(SOURCE DATA begins)

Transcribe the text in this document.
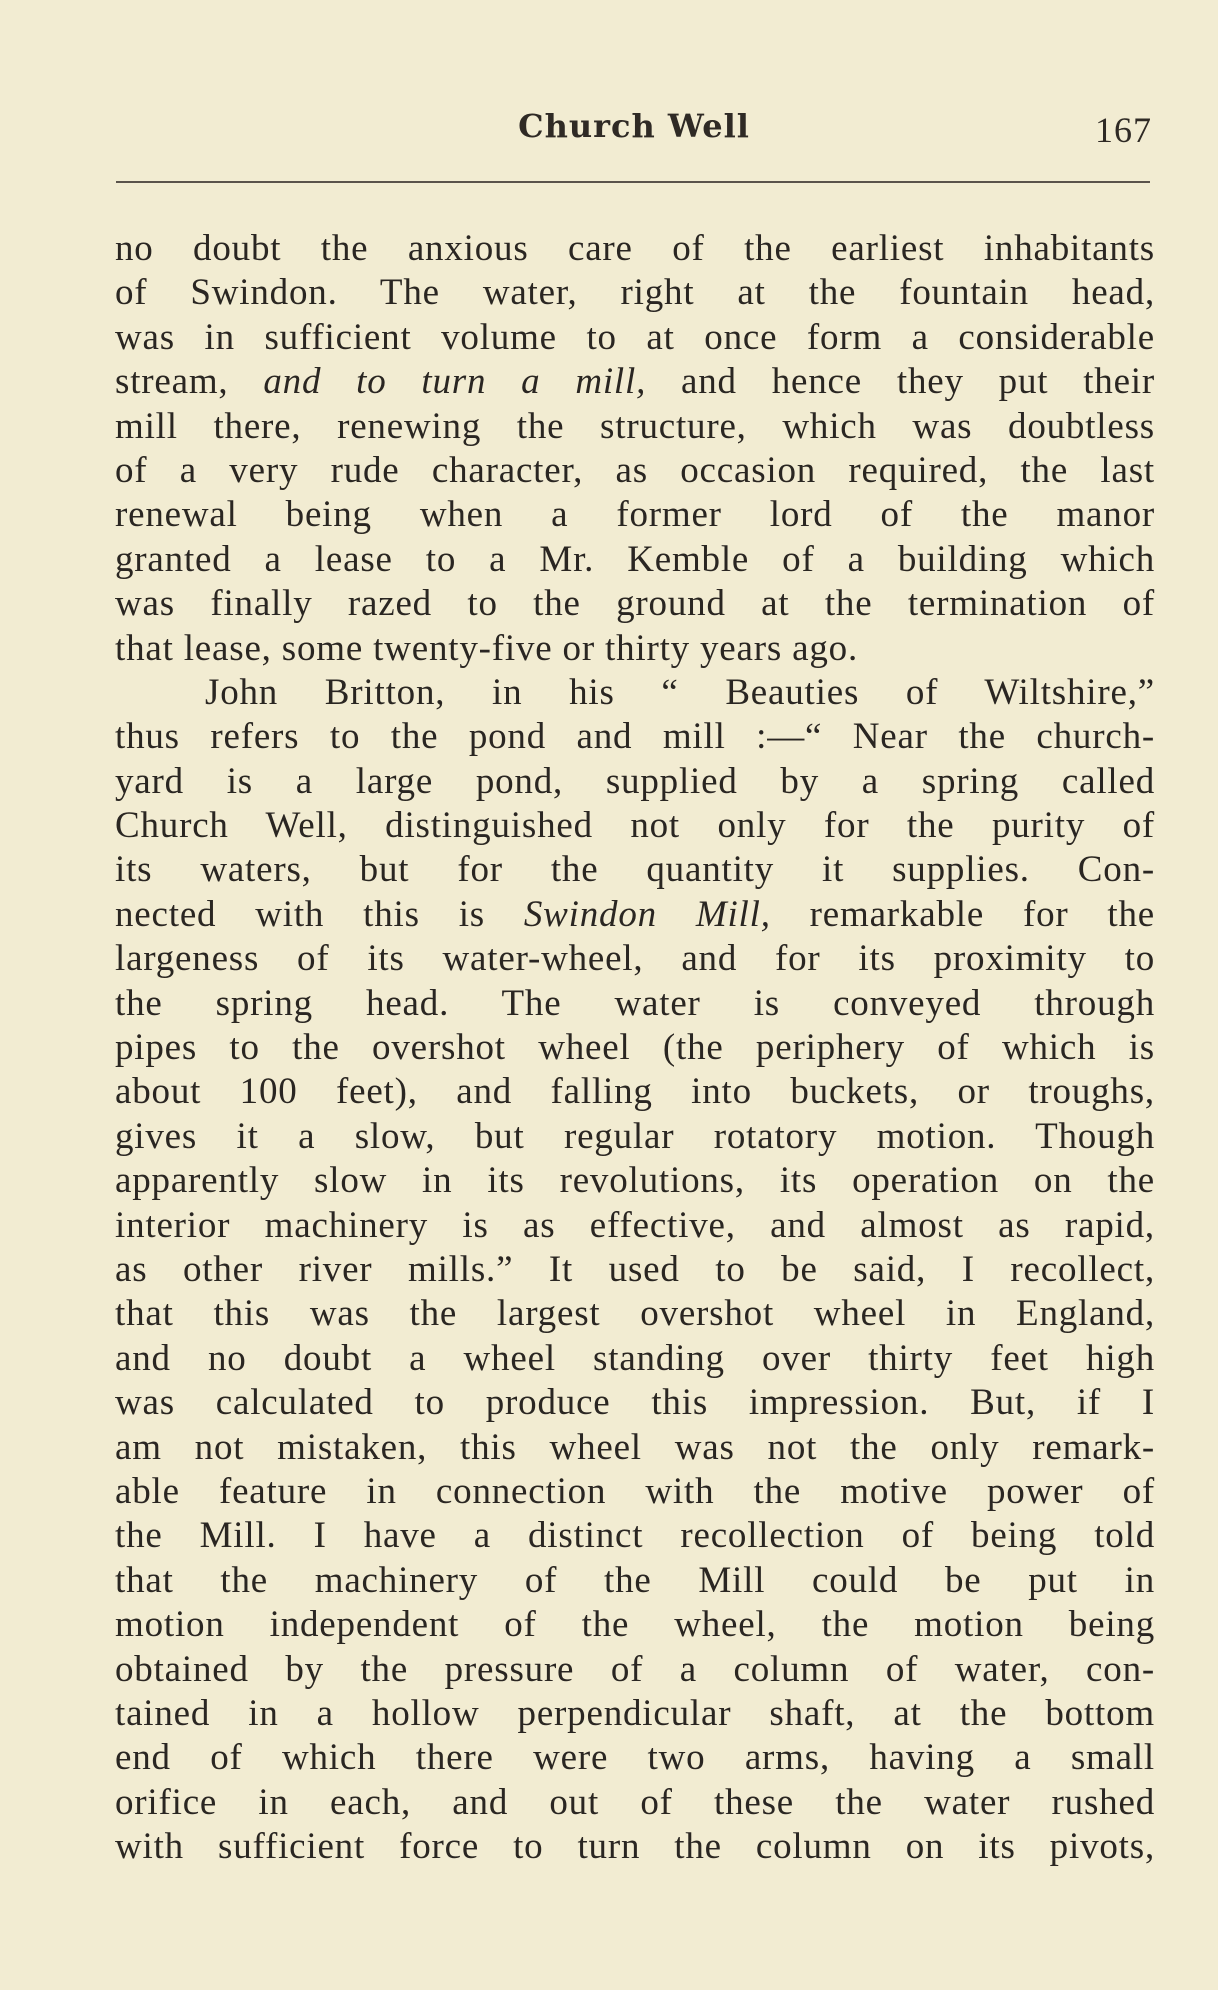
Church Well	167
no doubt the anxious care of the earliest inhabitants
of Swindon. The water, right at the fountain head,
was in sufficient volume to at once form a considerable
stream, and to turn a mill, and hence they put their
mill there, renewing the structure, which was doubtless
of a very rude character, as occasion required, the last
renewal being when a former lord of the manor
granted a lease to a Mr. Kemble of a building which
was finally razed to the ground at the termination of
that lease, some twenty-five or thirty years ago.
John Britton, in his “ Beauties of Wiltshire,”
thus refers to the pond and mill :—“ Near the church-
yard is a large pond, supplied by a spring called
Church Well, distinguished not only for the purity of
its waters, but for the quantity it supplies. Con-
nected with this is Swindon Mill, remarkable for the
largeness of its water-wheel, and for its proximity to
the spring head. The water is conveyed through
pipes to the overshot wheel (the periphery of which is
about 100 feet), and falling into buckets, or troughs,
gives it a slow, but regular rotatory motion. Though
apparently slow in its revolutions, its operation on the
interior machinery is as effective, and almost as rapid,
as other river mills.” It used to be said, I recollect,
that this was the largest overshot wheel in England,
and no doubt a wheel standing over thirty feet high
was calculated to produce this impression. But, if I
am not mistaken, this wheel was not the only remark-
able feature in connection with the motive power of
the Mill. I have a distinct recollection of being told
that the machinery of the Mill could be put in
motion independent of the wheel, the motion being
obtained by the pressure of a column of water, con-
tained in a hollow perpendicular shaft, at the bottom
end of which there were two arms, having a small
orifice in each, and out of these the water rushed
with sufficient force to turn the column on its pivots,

(SOURCE DATA ends)
(SOURCE DATA begins)

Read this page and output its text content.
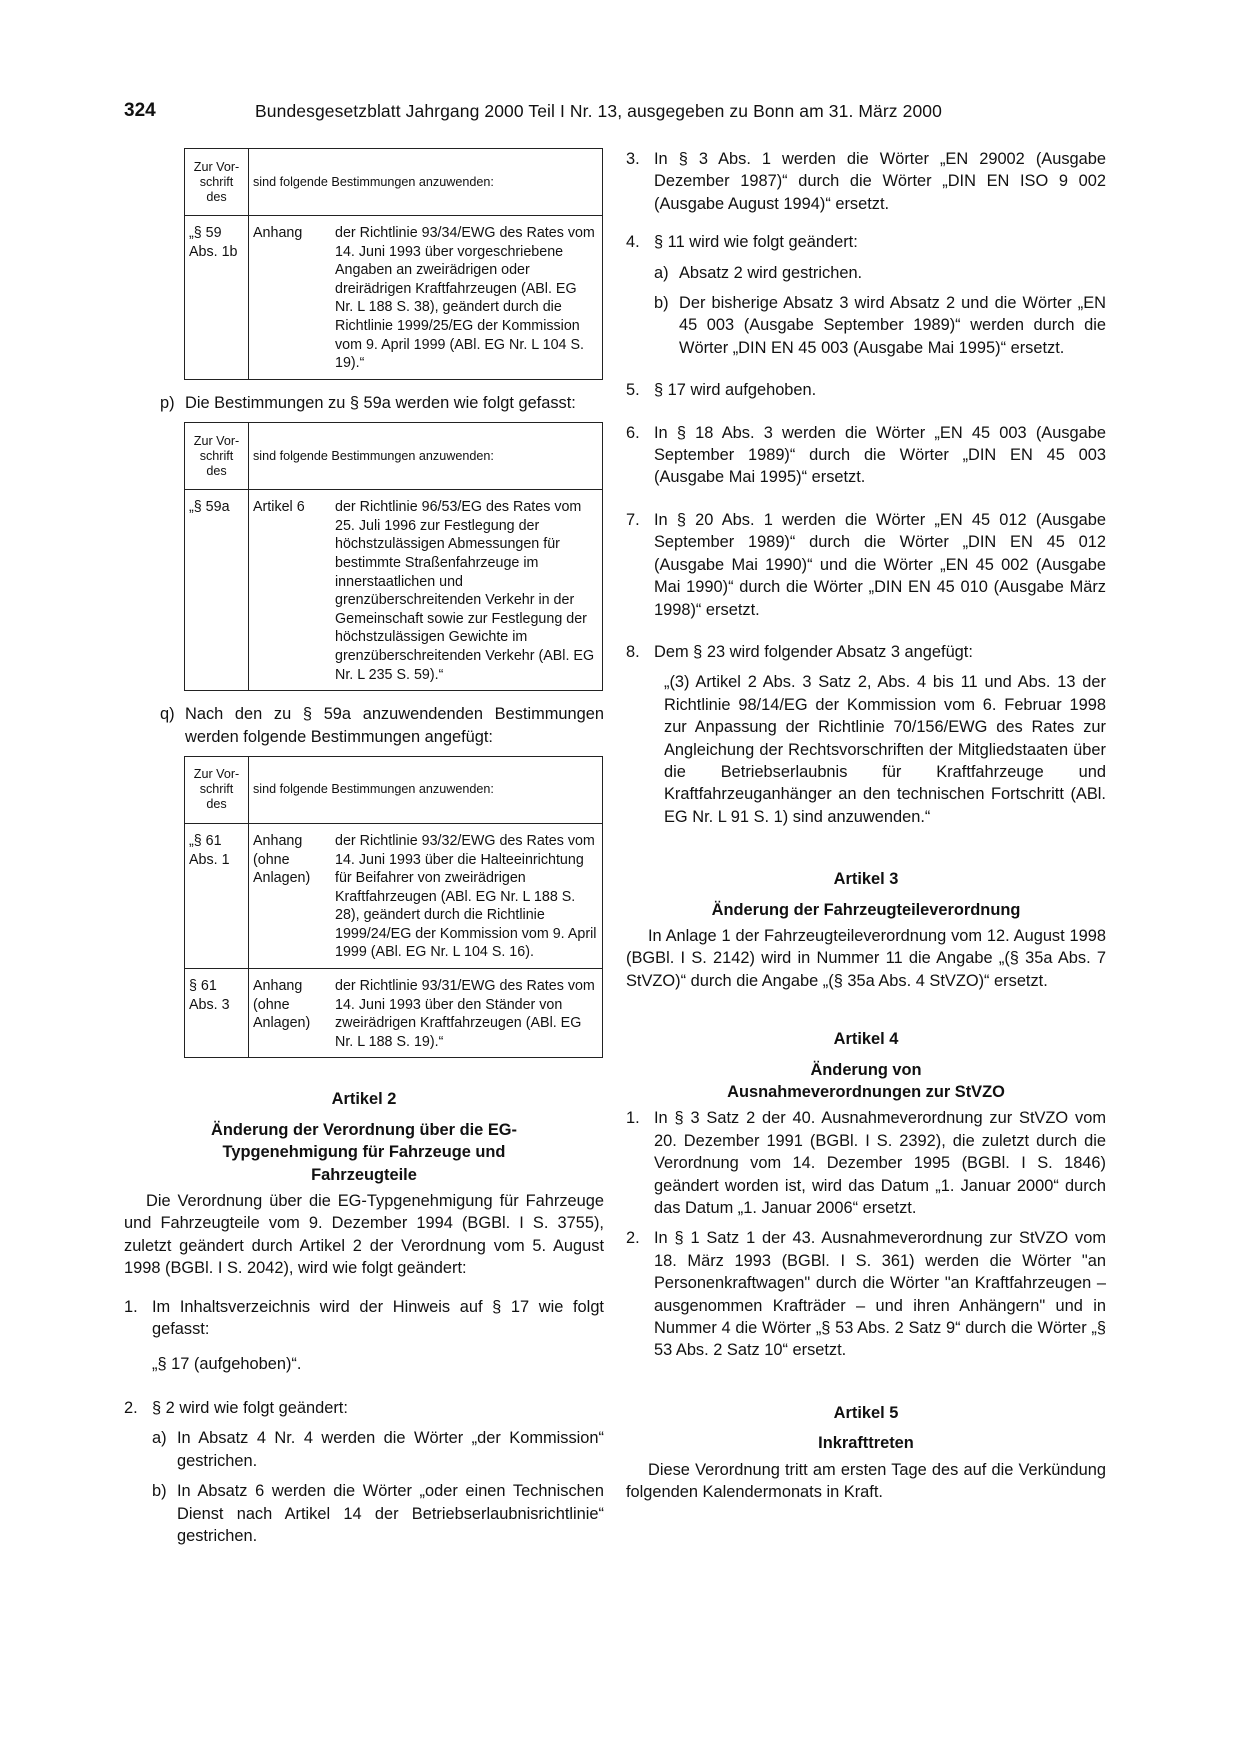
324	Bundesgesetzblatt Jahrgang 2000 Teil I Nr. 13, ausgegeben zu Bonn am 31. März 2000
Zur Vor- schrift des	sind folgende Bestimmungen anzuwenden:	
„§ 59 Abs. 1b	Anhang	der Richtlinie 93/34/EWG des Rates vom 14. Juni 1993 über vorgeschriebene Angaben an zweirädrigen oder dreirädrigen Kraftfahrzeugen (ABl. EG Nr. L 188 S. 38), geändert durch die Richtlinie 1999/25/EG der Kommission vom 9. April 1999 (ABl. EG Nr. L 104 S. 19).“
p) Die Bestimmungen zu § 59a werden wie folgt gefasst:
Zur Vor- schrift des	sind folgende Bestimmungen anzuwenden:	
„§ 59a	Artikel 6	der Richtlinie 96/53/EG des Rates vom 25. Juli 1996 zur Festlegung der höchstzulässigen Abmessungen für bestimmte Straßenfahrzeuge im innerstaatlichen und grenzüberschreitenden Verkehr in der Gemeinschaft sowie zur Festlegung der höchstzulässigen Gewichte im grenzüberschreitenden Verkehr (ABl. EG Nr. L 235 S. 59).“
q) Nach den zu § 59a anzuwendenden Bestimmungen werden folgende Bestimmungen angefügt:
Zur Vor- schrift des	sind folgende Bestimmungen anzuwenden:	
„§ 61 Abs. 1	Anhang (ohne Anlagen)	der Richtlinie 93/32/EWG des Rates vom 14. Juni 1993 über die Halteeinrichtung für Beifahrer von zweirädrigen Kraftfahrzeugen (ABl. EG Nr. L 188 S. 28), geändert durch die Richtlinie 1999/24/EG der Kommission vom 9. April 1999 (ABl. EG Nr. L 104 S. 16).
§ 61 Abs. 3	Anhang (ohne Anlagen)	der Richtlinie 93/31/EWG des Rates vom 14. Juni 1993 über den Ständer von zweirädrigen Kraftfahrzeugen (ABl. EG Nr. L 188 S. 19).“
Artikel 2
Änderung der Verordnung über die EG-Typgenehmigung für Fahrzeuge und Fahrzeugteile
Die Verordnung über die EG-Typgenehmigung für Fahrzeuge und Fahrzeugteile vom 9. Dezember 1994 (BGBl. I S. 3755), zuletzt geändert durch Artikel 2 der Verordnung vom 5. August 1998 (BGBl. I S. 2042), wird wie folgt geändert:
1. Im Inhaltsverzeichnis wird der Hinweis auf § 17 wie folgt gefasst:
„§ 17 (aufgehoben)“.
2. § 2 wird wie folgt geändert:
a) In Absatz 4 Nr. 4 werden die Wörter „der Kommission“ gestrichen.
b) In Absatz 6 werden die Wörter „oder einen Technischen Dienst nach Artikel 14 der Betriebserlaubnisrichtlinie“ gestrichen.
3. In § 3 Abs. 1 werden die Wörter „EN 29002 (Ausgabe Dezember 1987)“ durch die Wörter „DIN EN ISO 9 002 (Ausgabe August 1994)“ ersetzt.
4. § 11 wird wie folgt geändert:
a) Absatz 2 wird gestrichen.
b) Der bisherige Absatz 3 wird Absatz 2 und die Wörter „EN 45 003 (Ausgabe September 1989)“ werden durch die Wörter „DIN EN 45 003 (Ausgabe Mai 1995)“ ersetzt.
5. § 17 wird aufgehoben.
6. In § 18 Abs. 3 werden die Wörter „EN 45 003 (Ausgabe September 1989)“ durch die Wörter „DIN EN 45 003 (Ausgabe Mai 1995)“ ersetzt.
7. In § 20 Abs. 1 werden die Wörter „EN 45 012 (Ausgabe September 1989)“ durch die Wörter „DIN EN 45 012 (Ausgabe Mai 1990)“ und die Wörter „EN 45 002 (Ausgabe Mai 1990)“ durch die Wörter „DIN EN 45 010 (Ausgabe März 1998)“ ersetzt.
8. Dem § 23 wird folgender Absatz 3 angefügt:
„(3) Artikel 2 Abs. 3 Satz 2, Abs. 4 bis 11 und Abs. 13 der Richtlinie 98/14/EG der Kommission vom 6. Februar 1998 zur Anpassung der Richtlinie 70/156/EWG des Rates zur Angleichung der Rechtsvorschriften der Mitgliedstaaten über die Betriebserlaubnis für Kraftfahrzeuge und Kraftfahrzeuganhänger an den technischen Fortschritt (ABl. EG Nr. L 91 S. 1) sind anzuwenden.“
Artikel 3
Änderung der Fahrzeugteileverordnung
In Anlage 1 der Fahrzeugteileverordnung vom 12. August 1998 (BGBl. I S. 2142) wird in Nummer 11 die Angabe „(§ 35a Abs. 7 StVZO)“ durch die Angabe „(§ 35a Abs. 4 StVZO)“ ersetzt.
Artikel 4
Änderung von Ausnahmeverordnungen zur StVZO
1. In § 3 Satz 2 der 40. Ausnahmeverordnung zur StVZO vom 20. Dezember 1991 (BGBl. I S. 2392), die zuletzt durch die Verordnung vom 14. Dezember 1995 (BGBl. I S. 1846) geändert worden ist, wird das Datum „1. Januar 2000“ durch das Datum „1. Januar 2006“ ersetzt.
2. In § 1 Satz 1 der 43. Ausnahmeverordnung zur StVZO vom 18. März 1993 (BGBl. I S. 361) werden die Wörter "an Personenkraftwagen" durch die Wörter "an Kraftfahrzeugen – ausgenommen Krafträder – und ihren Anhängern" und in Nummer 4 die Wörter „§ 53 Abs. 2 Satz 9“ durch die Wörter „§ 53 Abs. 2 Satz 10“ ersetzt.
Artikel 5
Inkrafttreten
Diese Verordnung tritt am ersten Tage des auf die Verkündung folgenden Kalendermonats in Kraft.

(SOURCE DATA ends)
(SOURCE DATA begins)

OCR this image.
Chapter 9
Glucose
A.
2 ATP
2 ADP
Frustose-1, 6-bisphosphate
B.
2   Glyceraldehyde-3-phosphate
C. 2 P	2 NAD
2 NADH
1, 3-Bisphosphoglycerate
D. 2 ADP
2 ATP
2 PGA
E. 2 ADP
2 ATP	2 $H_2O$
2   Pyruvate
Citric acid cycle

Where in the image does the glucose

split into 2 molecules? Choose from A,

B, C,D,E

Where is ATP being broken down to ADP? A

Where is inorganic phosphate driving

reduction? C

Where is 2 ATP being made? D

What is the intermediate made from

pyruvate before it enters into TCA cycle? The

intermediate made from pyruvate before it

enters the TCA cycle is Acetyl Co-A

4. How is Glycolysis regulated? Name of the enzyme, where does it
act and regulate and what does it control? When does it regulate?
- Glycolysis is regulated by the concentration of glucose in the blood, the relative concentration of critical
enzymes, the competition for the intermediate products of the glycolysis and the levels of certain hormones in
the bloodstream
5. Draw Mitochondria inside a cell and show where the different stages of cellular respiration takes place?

(SOURCE DATA ends)

Scan the lines above for the word "September" and copy every one where it occurs.

b) Der bisherige Absatz 3 wird Absatz 2 und die Wörter „EN 45 003 (Ausgabe September 1989)“ werden durch die Wörter „DIN EN 45 003 (Ausgabe Mai 1995)“ ersetzt.
6. In § 18 Abs. 3 werden die Wörter „EN 45 003 (Ausgabe September 1989)“ durch die Wörter „DIN EN 45 003 (Ausgabe Mai 1995)“ ersetzt.
7. In § 20 Abs. 1 werden die Wörter „EN 45 012 (Ausgabe September 1989)“ durch die Wörter „DIN EN 45 012 (Ausgabe Mai 1990)“ und die Wörter „EN 45 002 (Ausgabe Mai 1990)“ durch die Wörter „DIN EN 45 010 (Ausgabe März 1998)“ ersetzt.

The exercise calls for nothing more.